• _Requirement_
Every line of the material below should be repeated exactly.

[START Material for this task]

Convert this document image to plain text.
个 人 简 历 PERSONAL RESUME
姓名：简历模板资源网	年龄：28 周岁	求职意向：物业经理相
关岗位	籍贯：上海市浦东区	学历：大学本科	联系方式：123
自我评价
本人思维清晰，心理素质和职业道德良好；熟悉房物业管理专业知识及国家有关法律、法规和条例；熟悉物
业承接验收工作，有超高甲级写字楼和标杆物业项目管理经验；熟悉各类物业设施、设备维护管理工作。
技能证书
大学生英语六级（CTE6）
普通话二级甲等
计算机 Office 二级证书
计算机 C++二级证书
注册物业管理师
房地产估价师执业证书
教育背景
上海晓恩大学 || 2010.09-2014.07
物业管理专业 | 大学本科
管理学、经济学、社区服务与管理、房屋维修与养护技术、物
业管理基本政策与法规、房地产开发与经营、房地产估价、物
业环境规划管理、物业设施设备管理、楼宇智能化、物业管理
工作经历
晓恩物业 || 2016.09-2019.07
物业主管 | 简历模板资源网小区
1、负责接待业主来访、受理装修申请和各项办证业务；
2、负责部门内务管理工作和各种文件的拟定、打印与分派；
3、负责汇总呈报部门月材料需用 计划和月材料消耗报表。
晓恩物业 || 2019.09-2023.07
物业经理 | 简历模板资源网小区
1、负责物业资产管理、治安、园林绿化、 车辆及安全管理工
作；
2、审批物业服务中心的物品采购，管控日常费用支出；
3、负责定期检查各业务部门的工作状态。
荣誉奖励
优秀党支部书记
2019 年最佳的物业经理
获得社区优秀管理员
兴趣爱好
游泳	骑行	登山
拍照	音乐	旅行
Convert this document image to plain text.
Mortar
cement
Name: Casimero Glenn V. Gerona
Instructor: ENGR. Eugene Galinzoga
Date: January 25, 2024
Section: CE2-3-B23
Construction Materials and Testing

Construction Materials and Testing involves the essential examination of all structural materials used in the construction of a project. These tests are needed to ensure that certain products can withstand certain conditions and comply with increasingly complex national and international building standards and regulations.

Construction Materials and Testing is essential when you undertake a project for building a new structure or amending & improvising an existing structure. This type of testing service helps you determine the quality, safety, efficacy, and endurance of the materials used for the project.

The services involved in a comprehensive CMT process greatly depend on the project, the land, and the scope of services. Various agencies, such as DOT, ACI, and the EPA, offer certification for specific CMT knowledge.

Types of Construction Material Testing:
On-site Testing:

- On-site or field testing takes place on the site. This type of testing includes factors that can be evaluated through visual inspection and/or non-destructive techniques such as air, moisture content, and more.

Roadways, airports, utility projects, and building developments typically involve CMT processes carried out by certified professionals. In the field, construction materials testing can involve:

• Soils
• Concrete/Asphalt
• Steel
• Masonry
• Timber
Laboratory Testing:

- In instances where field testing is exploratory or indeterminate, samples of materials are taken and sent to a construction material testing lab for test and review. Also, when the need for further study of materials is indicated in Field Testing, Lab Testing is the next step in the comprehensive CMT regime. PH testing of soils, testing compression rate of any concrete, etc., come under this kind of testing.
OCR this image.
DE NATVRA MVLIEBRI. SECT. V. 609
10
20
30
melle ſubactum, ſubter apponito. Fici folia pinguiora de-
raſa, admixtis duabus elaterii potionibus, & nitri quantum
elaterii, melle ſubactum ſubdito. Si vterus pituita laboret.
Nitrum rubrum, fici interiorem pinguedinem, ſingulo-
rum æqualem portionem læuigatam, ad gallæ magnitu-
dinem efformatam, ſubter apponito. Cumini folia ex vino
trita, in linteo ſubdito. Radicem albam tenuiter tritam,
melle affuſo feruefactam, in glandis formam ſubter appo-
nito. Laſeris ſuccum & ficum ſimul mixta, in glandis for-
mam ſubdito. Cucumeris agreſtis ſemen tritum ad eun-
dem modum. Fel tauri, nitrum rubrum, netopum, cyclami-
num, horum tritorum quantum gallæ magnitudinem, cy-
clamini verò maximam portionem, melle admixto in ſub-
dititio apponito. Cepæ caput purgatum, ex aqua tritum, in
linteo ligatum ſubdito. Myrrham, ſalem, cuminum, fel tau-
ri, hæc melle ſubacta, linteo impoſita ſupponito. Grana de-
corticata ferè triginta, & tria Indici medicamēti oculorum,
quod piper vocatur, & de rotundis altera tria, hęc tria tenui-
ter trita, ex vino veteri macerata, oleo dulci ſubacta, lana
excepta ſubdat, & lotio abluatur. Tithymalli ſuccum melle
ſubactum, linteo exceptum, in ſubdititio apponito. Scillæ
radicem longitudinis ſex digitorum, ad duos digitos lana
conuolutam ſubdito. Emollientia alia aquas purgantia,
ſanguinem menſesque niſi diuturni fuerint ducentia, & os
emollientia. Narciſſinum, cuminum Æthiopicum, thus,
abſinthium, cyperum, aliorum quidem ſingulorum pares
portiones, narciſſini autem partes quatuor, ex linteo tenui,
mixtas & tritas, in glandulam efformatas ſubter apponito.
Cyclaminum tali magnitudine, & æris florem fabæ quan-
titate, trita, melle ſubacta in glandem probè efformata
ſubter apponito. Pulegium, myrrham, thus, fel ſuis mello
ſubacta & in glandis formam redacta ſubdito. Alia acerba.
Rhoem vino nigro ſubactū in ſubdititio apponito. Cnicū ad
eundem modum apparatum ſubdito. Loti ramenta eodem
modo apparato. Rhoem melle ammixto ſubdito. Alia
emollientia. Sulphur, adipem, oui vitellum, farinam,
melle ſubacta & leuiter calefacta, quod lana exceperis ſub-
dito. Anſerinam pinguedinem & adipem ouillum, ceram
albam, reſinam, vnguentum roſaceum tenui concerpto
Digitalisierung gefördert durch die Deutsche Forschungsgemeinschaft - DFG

[END Material for this task]

• _Problem solution_
Convert this document image to plain text.
个 人 简 历 PERSONAL RESUME
姓名：简历模板资源网	年龄：28 周岁	求职意向：物业经理相
关岗位	籍贯：上海市浦东区	学历：大学本科	联系方式：123
自我评价
本人思维清晰，心理素质和职业道德良好；熟悉房物业管理专业知识及国家有关法律、法规和条例；熟悉物
业承接验收工作，有超高甲级写字楼和标杆物业项目管理经验；熟悉各类物业设施、设备维护管理工作。
技能证书
大学生英语六级（CTE6）
普通话二级甲等
计算机 Office 二级证书
计算机 C++二级证书
注册物业管理师
房地产估价师执业证书
教育背景
上海晓恩大学 || 2010.09-2014.07
物业管理专业 | 大学本科
管理学、经济学、社区服务与管理、房屋维修与养护技术、物
业管理基本政策与法规、房地产开发与经营、房地产估价、物
业环境规划管理、物业设施设备管理、楼宇智能化、物业管理
工作经历
晓恩物业 || 2016.09-2019.07
物业主管 | 简历模板资源网小区
1、负责接待业主来访、受理装修申请和各项办证业务；
2、负责部门内务管理工作和各种文件的拟定、打印与分派；
3、负责汇总呈报部门月材料需用 计划和月材料消耗报表。
晓恩物业 || 2019.09-2023.07
物业经理 | 简历模板资源网小区
1、负责物业资产管理、治安、园林绿化、 车辆及安全管理工
作；
2、审批物业服务中心的物品采购，管控日常费用支出；
3、负责定期检查各业务部门的工作状态。
荣誉奖励
优秀党支部书记
2019 年最佳的物业经理
获得社区优秀管理员
兴趣爱好
游泳	骑行	登山
拍照	音乐	旅行
Convert this document image to plain text.
Mortar
cement
Name: Casimero Glenn V. Gerona
Instructor: ENGR. Eugene Galinzoga
Date: January 25, 2024
Section: CE2-3-B23
Construction Materials and Testing

Construction Materials and Testing involves the essential examination of all structural materials used in the construction of a project. These tests are needed to ensure that certain products can withstand certain conditions and comply with increasingly complex national and international building standards and regulations.

Construction Materials and Testing is essential when you undertake a project for building a new structure or amending & improvising an existing structure. This type of testing service helps you determine the quality, safety, efficacy, and endurance of the materials used for the project.

The services involved in a comprehensive CMT process greatly depend on the project, the land, and the scope of services. Various agencies, such as DOT, ACI, and the EPA, offer certification for specific CMT knowledge.

Types of Construction Material Testing:
On-site Testing:

- On-site or field testing takes place on the site. This type of testing includes factors that can be evaluated through visual inspection and/or non-destructive techniques such as air, moisture content, and more.

Roadways, airports, utility projects, and building developments typically involve CMT processes carried out by certified professionals. In the field, construction materials testing can involve:

• Soils
• Concrete/Asphalt
• Steel
• Masonry
• Timber
Laboratory Testing:

- In instances where field testing is exploratory or indeterminate, samples of materials are taken and sent to a construction material testing lab for test and review. Also, when the need for further study of materials is indicated in Field Testing, Lab Testing is the next step in the comprehensive CMT regime. PH testing of soils, testing compression rate of any concrete, etc., come under this kind of testing.
OCR this image.
DE NATVRA MVLIEBRI. SECT. V. 609
10
20
30
melle ſubactum, ſubter apponito. Fici folia pinguiora de-
raſa, admixtis duabus elaterii potionibus, & nitri quantum
elaterii, melle ſubactum ſubdito. Si vterus pituita laboret.
Nitrum rubrum, fici interiorem pinguedinem, ſingulo-
rum æqualem portionem læuigatam, ad gallæ magnitu-
dinem efformatam, ſubter apponito. Cumini folia ex vino
trita, in linteo ſubdito. Radicem albam tenuiter tritam,
melle affuſo feruefactam, in glandis formam ſubter appo-
nito. Laſeris ſuccum & ficum ſimul mixta, in glandis for-
mam ſubdito. Cucumeris agreſtis ſemen tritum ad eun-
dem modum. Fel tauri, nitrum rubrum, netopum, cyclami-
num, horum tritorum quantum gallæ magnitudinem, cy-
clamini verò maximam portionem, melle admixto in ſub-
dititio apponito. Cepæ caput purgatum, ex aqua tritum, in
linteo ligatum ſubdito. Myrrham, ſalem, cuminum, fel tau-
ri, hæc melle ſubacta, linteo impoſita ſupponito. Grana de-
corticata ferè triginta, & tria Indici medicamēti oculorum,
quod piper vocatur, & de rotundis altera tria, hęc tria tenui-
ter trita, ex vino veteri macerata, oleo dulci ſubacta, lana
excepta ſubdat, & lotio abluatur. Tithymalli ſuccum melle
ſubactum, linteo exceptum, in ſubdititio apponito. Scillæ
radicem longitudinis ſex digitorum, ad duos digitos lana
conuolutam ſubdito. Emollientia alia aquas purgantia,
ſanguinem menſesque niſi diuturni fuerint ducentia, & os
emollientia. Narciſſinum, cuminum Æthiopicum, thus,
abſinthium, cyperum, aliorum quidem ſingulorum pares
portiones, narciſſini autem partes quatuor, ex linteo tenui,
mixtas & tritas, in glandulam efformatas ſubter apponito.
Cyclaminum tali magnitudine, & æris florem fabæ quan-
titate, trita, melle ſubacta in glandem probè efformata
ſubter apponito. Pulegium, myrrham, thus, fel ſuis mello
ſubacta & in glandis formam redacta ſubdito. Alia acerba.
Rhoem vino nigro ſubactū in ſubdititio apponito. Cnicū ad
eundem modum apparatum ſubdito. Loti ramenta eodem
modo apparato. Rhoem melle ammixto ſubdito. Alia
emollientia. Sulphur, adipem, oui vitellum, farinam,
melle ſubacta & leuiter calefacta, quod lana exceperis ſub-
dito. Anſerinam pinguedinem & adipem ouillum, ceram
albam, reſinam, vnguentum roſaceum tenui concerpto
Digitalisierung gefördert durch die Deutsche Forschungsgemeinschaft - DFG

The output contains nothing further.